• **Brief**
Write out each line beneath this one exactly as it reads.

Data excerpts
^^^^

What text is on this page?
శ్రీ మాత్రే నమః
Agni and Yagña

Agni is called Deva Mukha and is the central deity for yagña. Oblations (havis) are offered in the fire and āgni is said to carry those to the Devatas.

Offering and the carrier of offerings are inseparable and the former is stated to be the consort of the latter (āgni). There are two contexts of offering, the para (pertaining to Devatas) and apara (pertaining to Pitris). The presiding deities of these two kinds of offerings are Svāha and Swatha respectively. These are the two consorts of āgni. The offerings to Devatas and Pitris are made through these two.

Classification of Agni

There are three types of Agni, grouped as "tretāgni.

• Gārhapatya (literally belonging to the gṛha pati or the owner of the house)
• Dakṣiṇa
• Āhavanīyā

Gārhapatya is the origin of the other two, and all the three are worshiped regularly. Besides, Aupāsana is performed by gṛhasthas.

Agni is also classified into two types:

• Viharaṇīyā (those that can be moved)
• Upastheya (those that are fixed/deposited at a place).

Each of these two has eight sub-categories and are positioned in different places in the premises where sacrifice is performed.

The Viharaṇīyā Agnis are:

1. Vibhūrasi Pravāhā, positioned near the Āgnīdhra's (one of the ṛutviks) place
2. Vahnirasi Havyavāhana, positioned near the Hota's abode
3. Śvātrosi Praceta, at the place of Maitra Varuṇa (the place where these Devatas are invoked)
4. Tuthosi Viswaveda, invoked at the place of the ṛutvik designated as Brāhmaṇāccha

^^^^

• **Solution for this problem**
What text is on this page?
శ్రీ మాత్రే నమః
Agni and Yagña

Agni is called Deva Mukha and is the central deity for yagña. Oblations (havis) are offered in the fire and āgni is said to carry those to the Devatas.

Offering and the carrier of offerings are inseparable and the former is stated to be the consort of the latter (āgni). There are two contexts of offering, the para (pertaining to Devatas) and apara (pertaining to Pitris). The presiding deities of these two kinds of offerings are Svāha and Swatha respectively. These are the two consorts of āgni. The offerings to Devatas and Pitris are made through these two.

Classification of Agni

There are three types of Agni, grouped as "tretāgni.

• Gārhapatya (literally belonging to the gṛha pati or the owner of the house)
• Dakṣiṇa
• Āhavanīyā

Gārhapatya is the origin of the other two, and all the three are worshiped regularly. Besides, Aupāsana is performed by gṛhasthas.

Agni is also classified into two types:

• Viharaṇīyā (those that can be moved)
• Upastheya (those that are fixed/deposited at a place).

Each of these two has eight sub-categories and are positioned in different places in the premises where sacrifice is performed.

The Viharaṇīyā Agnis are:

1. Vibhūrasi Pravāhā, positioned near the Āgnīdhra's (one of the ṛutviks) place
2. Vahnirasi Havyavāhana, positioned near the Hota's abode
3. Śvātrosi Praceta, at the place of Maitra Varuṇa (the place where these Devatas are invoked)
4. Tuthosi Viswaveda, invoked at the place of the ṛutvik designated as Brāhmaṇāccha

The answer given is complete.